DESCRIPTION OF THE TASK — Copy each line that holds "Schulart".

SOURCE RECORDS —
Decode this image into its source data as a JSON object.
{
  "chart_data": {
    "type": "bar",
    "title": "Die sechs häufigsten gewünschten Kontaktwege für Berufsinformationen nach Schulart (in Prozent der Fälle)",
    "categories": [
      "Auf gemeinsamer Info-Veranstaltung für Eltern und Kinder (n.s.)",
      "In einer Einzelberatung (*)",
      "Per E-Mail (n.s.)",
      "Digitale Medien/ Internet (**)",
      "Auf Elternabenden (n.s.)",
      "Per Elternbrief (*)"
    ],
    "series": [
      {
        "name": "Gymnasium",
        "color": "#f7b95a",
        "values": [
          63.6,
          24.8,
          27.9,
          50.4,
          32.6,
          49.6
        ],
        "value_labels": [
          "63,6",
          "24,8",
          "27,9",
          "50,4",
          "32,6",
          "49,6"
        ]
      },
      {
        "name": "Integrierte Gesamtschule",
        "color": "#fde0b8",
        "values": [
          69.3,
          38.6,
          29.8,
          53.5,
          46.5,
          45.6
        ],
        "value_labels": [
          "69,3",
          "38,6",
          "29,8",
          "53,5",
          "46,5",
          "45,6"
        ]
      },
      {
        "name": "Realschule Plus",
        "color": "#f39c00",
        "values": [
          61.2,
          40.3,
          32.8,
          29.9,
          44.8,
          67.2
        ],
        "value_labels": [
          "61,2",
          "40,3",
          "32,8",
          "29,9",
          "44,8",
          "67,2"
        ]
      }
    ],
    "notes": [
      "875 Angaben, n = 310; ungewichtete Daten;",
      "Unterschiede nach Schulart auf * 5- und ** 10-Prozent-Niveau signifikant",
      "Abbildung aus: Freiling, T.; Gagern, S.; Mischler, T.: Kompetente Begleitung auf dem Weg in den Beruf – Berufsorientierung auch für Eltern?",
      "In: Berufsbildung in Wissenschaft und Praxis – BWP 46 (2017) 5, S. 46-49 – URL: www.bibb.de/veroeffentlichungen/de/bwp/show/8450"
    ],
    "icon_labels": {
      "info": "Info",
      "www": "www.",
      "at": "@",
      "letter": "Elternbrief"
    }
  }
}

COMPLETED EXERCISE —
    "title": "Die sechs häufigsten gewünschten Kontaktwege für Berufsinformationen nach Schulart (in Prozent der Fälle)",
      "Unterschiede nach Schulart auf * 5- und ** 10-Prozent-Niveau signifikant",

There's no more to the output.